*** Records provided ***
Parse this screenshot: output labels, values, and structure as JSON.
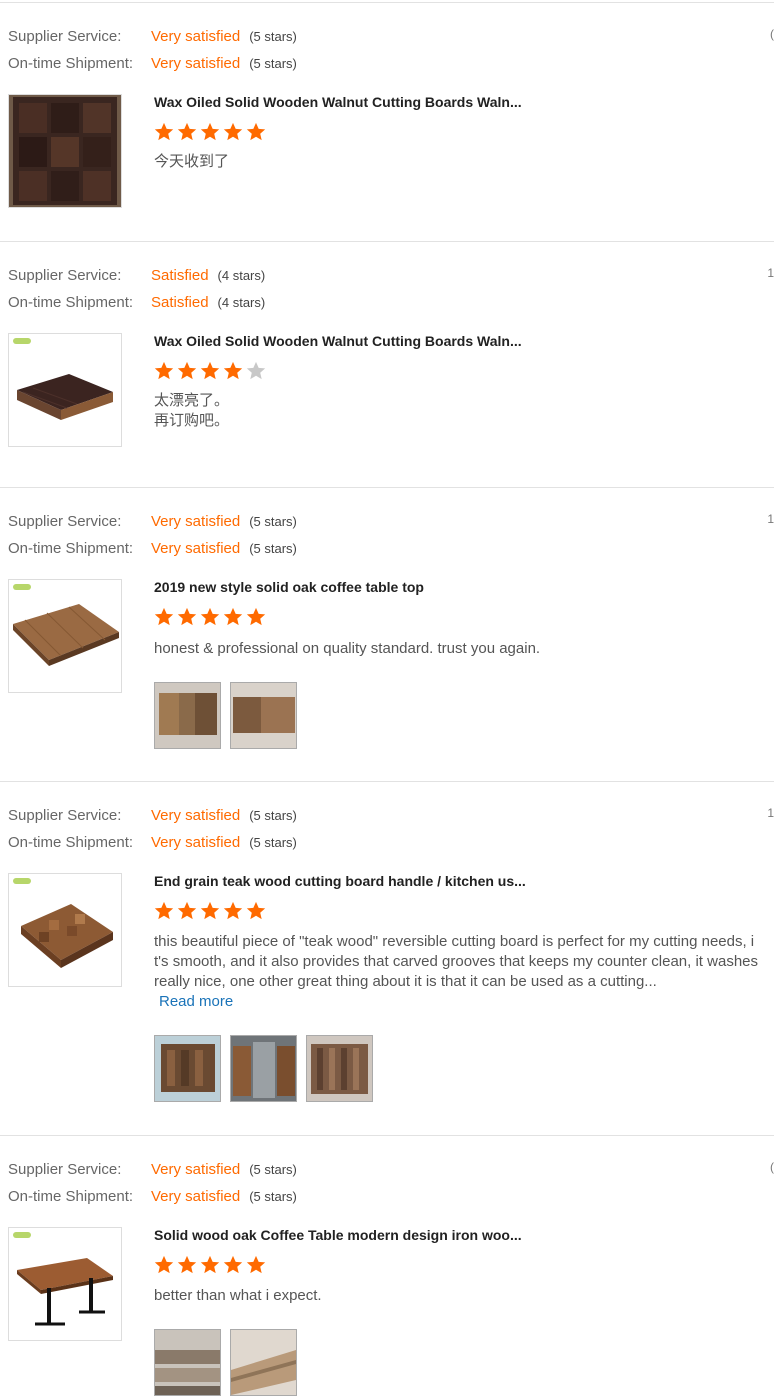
{
  "labels": {
    "supplier": "Supplier Service:",
    "shipment": "On-time Shipment:"
  },
  "reviews": [
    {
      "supplier": "Very satisfied",
      "supplier_stars": "(5 stars)",
      "shipment": "Very satisfied",
      "shipment_stars": "(5 stars)",
      "edge": "(",
      "title": "Wax Oiled Solid Wooden Walnut Cutting Boards Waln...",
      "rating": 5,
      "text": "今天收到了"
    },
    {
      "supplier": "Satisfied",
      "supplier_stars": "(4 stars)",
      "shipment": "Satisfied",
      "shipment_stars": "(4 stars)",
      "edge": "1",
      "title": "Wax Oiled Solid Wooden Walnut Cutting Boards Waln...",
      "rating": 4,
      "text": "太漂亮了。\n再订购吧。"
    },
    {
      "supplier": "Very satisfied",
      "supplier_stars": "(5 stars)",
      "shipment": "Very satisfied",
      "shipment_stars": "(5 stars)",
      "edge": "1",
      "title": "2019 new style solid oak coffee table top",
      "rating": 5,
      "text": "honest & professional on quality standard. trust you again."
    },
    {
      "supplier": "Very satisfied",
      "supplier_stars": "(5 stars)",
      "shipment": "Very satisfied",
      "shipment_stars": "(5 stars)",
      "edge": "1",
      "title": "End grain teak wood cutting board handle / kitchen us...",
      "rating": 5,
      "text": "this beautiful piece of \"teak wood\" reversible cutting board is perfect for my cutting needs, i\nt's smooth, and it also provides that carved grooves that keeps my counter clean, it washes\nreally nice, one other great thing about it is that it can be used as a cutting...",
      "read_more": "Read more"
    },
    {
      "supplier": "Very satisfied",
      "supplier_stars": "(5 stars)",
      "shipment": "Very satisfied",
      "shipment_stars": "(5 stars)",
      "edge": "(",
      "title": "Solid wood oak Coffee Table modern design iron woo...",
      "rating": 5,
      "text": "better than what i expect."
    }
  ],
  "colors": {
    "accent": "#ff6a00",
    "star_empty": "#c8c8c8",
    "link": "#1a73b8"
  }
}
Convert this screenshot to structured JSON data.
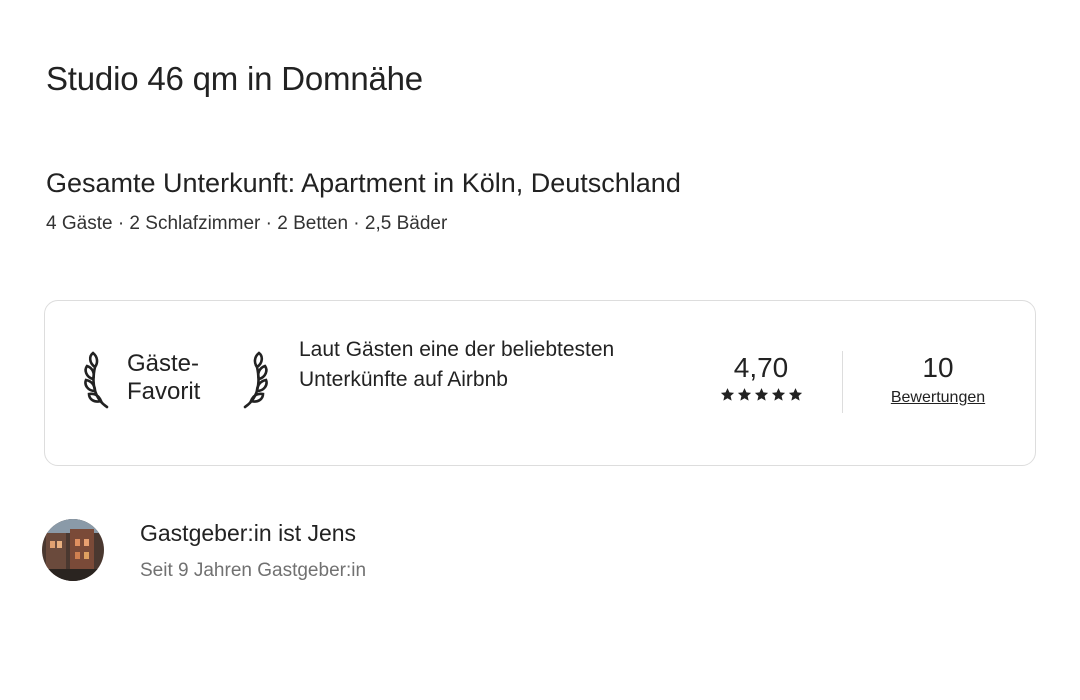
{
  "listing": {
    "title": "Studio 46 qm in Domnähe",
    "subtitle": "Gesamte Unterkunft: Apartment in Köln, Deutschland",
    "details": "4 Gäste · 2 Schlafzimmer · 2 Betten · 2,5 Bäder"
  },
  "guest_favorite": {
    "badge_line1": "Gäste-",
    "badge_line2": "Favorit",
    "description": "Laut Gästen eine der beliebtesten Unterkünfte auf Airbnb",
    "rating": "4,70",
    "stars": 5,
    "review_count": "10",
    "reviews_label": "Bewertungen",
    "icons": [
      "laurel-left-icon",
      "laurel-right-icon",
      "star-icon"
    ]
  },
  "host": {
    "name_line": "Gastgeber:in ist Jens",
    "since": "Seit 9 Jahren Gastgeber:in"
  },
  "colors": {
    "text_primary": "#222222",
    "text_secondary": "#717171",
    "border": "#dddddd"
  }
}
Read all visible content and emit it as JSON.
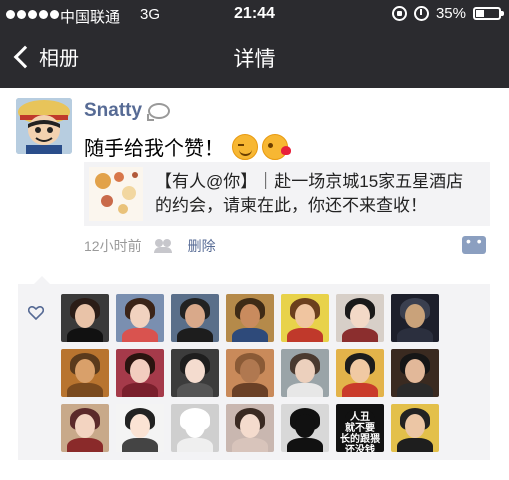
{
  "status_bar": {
    "carrier": "中国联通",
    "network": "3G",
    "time": "21:44",
    "battery": "35%",
    "battery_level": 0.35
  },
  "nav": {
    "back_label": "相册",
    "title": "详情"
  },
  "post": {
    "author": "Snatty",
    "text": "随手给我个赞！",
    "link": {
      "text": "【有人@你】｜赴一场京城15家五星酒店的约会，请柬在此，你还不来查收！"
    },
    "time": "12小时前",
    "delete_label": "删除"
  },
  "likes": {
    "avatars": [
      {
        "bg": "#3a3a3a",
        "hair": "#2b1d17",
        "face": "#e9c3a8",
        "body": "#111111"
      },
      {
        "bg": "#7a8fb0",
        "hair": "#3b2418",
        "face": "#f1d2bf",
        "body": "#d9534f"
      },
      {
        "bg": "#5a6f8a",
        "hair": "#222222",
        "face": "#d9a98a",
        "body": "#1d1d1d"
      },
      {
        "bg": "#b58a4a",
        "hair": "#3e2b16",
        "face": "#c98b5e",
        "body": "#2e4a7a"
      },
      {
        "bg": "#e8d24a",
        "hair": "#6b3f1d",
        "face": "#f0c5a0",
        "body": "#c0392b"
      },
      {
        "bg": "#d7cfc8",
        "hair": "#1a1a1a",
        "face": "#f3d9c7",
        "body": "#8b2e2e"
      },
      {
        "bg": "#1d1f2b",
        "hair": "#3a3f4f",
        "face": "#c9a27a",
        "body": "#2b2f3e"
      },
      {
        "bg": "#b8742f",
        "hair": "#5a3a1c",
        "face": "#d9a06a",
        "body": "#7a4a1e"
      },
      {
        "bg": "#a53a4a",
        "hair": "#2a1410",
        "face": "#f2cdbf",
        "body": "#7a1f2c"
      },
      {
        "bg": "#3c3c3c",
        "hair": "#1e1e1e",
        "face": "#f4dccf",
        "body": "#555555"
      },
      {
        "bg": "#c98a5a",
        "hair": "#8a5a36",
        "face": "#b07850",
        "body": "#6a4026"
      },
      {
        "bg": "#9aa4a8",
        "hair": "#4a3a30",
        "face": "#ecd0bd",
        "body": "#e7e7e7"
      },
      {
        "bg": "#e3b34a",
        "hair": "#1c1c1c",
        "face": "#f0c9a3",
        "body": "#c93a2a"
      },
      {
        "bg": "#3a2a20",
        "hair": "#161616",
        "face": "#e2b899",
        "body": "#2a2a2a"
      },
      {
        "bg": "#c8a98a",
        "hair": "#5b2a2a",
        "face": "#f3d4c1",
        "body": "#8a2a2a"
      },
      {
        "bg": "#f4f4f4",
        "hair": "#222222",
        "face": "#fbe3d4",
        "body": "#444444"
      },
      {
        "bg": "#cfcfcf",
        "hair": "#ffffff",
        "face": "#ffffff",
        "body": "#efefef"
      },
      {
        "bg": "#c9b7b0",
        "hair": "#3a2a22",
        "face": "#f4dbcd",
        "body": "#d8c4bb"
      },
      {
        "bg": "#d8d8d8",
        "hair": "#111111",
        "face": "#111111",
        "body": "#111111"
      },
      {
        "bg": "#111111",
        "hair": "#111111",
        "face": "#111111",
        "body": "#111111",
        "word": "人丑\n就不要\n长的跟猥\n还没钱"
      },
      {
        "bg": "#e3c04a",
        "hair": "#222222",
        "face": "#ecc6a5",
        "body": "#1e1e1e"
      }
    ]
  },
  "colors": {
    "nav_bg": "#2b2b2f",
    "name_blue": "#576b95",
    "card_bg": "#f3f3f5"
  }
}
***
• [Given problem]:
Quote the preceding listing precisely and completely, omitting its images.

• [Answer to the exercise]:
Parse this screenshot: output labels, values, and structure as JSON.
{
  "labels": {
    "supplier": "Supplier Service:",
    "shipment": "On-time Shipment:"
  },
  "reviews": [
    {
      "supplier": "Very satisfied",
      "supplier_stars": "(5 stars)",
      "shipment": "Very satisfied",
      "shipment_stars": "(5 stars)",
      "edge": "(",
      "title": "Wax Oiled Solid Wooden Walnut Cutting Boards Waln...",
      "rating": 5,
      "text": "今天收到了"
    },
    {
      "supplier": "Satisfied",
      "supplier_stars": "(4 stars)",
      "shipment": "Satisfied",
      "shipment_stars": "(4 stars)",
      "edge": "1",
      "title": "Wax Oiled Solid Wooden Walnut Cutting Boards Waln...",
      "rating": 4,
      "text": "太漂亮了。\n再订购吧。"
    },
    {
      "supplier": "Very satisfied",
      "supplier_stars": "(5 stars)",
      "shipment": "Very satisfied",
      "shipment_stars": "(5 stars)",
      "edge": "1",
      "title": "2019 new style solid oak coffee table top",
      "rating": 5,
      "text": "honest & professional on quality standard. trust you again."
    },
    {
      "supplier": "Very satisfied",
      "supplier_stars": "(5 stars)",
      "shipment": "Very satisfied",
      "shipment_stars": "(5 stars)",
      "edge": "1",
      "title": "End grain teak wood cutting board handle / kitchen us...",
      "rating": 5,
      "text": "this beautiful piece of \"teak wood\" reversible cutting board is perfect for my cutting needs, i\nt's smooth, and it also provides that carved grooves that keeps my counter clean, it washes\nreally nice, one other great thing about it is that it can be used as a cutting...",
      "read_more": "Read more"
    },
    {
      "supplier": "Very satisfied",
      "supplier_stars": "(5 stars)",
      "shipment": "Very satisfied",
      "shipment_stars": "(5 stars)",
      "edge": "(",
      "title": "Solid wood oak Coffee Table modern design iron woo...",
      "rating": 5,
      "text": "better than what i expect."
    }
  ],
  "colors": {
    "accent": "#ff6a00",
    "star_empty": "#c8c8c8",
    "link": "#1a73b8"
  }
}
Convert this screenshot to structured JSON data.
{
  "listing": {
    "title": "Studio 46 qm in Domnähe",
    "subtitle": "Gesamte Unterkunft: Apartment in Köln, Deutschland",
    "details": "4 Gäste · 2 Schlafzimmer · 2 Betten · 2,5 Bäder"
  },
  "guest_favorite": {
    "badge_line1": "Gäste-",
    "badge_line2": "Favorit",
    "description": "Laut Gästen eine der beliebtesten Unterkünfte auf Airbnb",
    "rating": "4,70",
    "stars": 5,
    "review_count": "10",
    "reviews_label": "Bewertungen",
    "icons": [
      "laurel-left-icon",
      "laurel-right-icon",
      "star-icon"
    ]
  },
  "host": {
    "name_line": "Gastgeber:in ist Jens",
    "since": "Seit 9 Jahren Gastgeber:in"
  },
  "colors": {
    "text_primary": "#222222",
    "text_secondary": "#717171",
    "border": "#dddddd"
  }
}
Read all visible content and emit it as JSON.
{
  "status_bar": {
    "carrier": "中国联通",
    "network": "3G",
    "time": "21:44",
    "battery": "35%",
    "battery_level": 0.35
  },
  "nav": {
    "back_label": "相册",
    "title": "详情"
  },
  "post": {
    "author": "Snatty",
    "text": "随手给我个赞！",
    "link": {
      "text": "【有人@你】｜赴一场京城15家五星酒店的约会，请柬在此，你还不来查收！"
    },
    "time": "12小时前",
    "delete_label": "删除"
  },
  "likes": {
    "avatars": [
      {
        "bg": "#3a3a3a",
        "hair": "#2b1d17",
        "face": "#e9c3a8",
        "body": "#111111"
      },
      {
        "bg": "#7a8fb0",
        "hair": "#3b2418",
        "face": "#f1d2bf",
        "body": "#d9534f"
      },
      {
        "bg": "#5a6f8a",
        "hair": "#222222",
        "face": "#d9a98a",
        "body": "#1d1d1d"
      },
      {
        "bg": "#b58a4a",
        "hair": "#3e2b16",
        "face": "#c98b5e",
        "body": "#2e4a7a"
      },
      {
        "bg": "#e8d24a",
        "hair": "#6b3f1d",
        "face": "#f0c5a0",
        "body": "#c0392b"
      },
      {
        "bg": "#d7cfc8",
        "hair": "#1a1a1a",
        "face": "#f3d9c7",
        "body": "#8b2e2e"
      },
      {
        "bg": "#1d1f2b",
        "hair": "#3a3f4f",
        "face": "#c9a27a",
        "body": "#2b2f3e"
      },
      {
        "bg": "#b8742f",
        "hair": "#5a3a1c",
        "face": "#d9a06a",
        "body": "#7a4a1e"
      },
      {
        "bg": "#a53a4a",
        "hair": "#2a1410",
        "face": "#f2cdbf",
        "body": "#7a1f2c"
      },
      {
        "bg": "#3c3c3c",
        "hair": "#1e1e1e",
        "face": "#f4dccf",
        "body": "#555555"
      },
      {
        "bg": "#c98a5a",
        "hair": "#8a5a36",
        "face": "#b07850",
        "body": "#6a4026"
      },
      {
        "bg": "#9aa4a8",
        "hair": "#4a3a30",
        "face": "#ecd0bd",
        "body": "#e7e7e7"
      },
      {
        "bg": "#e3b34a",
        "hair": "#1c1c1c",
        "face": "#f0c9a3",
        "body": "#c93a2a"
      },
      {
        "bg": "#3a2a20",
        "hair": "#161616",
        "face": "#e2b899",
        "body": "#2a2a2a"
      },
      {
        "bg": "#c8a98a",
        "hair": "#5b2a2a",
        "face": "#f3d4c1",
        "body": "#8a2a2a"
      },
      {
        "bg": "#f4f4f4",
        "hair": "#222222",
        "face": "#fbe3d4",
        "body": "#444444"
      },
      {
        "bg": "#cfcfcf",
        "hair": "#ffffff",
        "face": "#ffffff",
        "body": "#efefef"
      },
      {
        "bg": "#c9b7b0",
        "hair": "#3a2a22",
        "face": "#f4dbcd",
        "body": "#d8c4bb"
      },
      {
        "bg": "#d8d8d8",
        "hair": "#111111",
        "face": "#111111",
        "body": "#111111"
      },
      {
        "bg": "#111111",
        "hair": "#111111",
        "face": "#111111",
        "body": "#111111",
        "word": "人丑\n就不要\n长的跟猥\n还没钱"
      },
      {
        "bg": "#e3c04a",
        "hair": "#222222",
        "face": "#ecc6a5",
        "body": "#1e1e1e"
      }
    ]
  },
  "colors": {
    "nav_bg": "#2b2b2f",
    "name_blue": "#576b95",
    "card_bg": "#f3f3f5"
  }
}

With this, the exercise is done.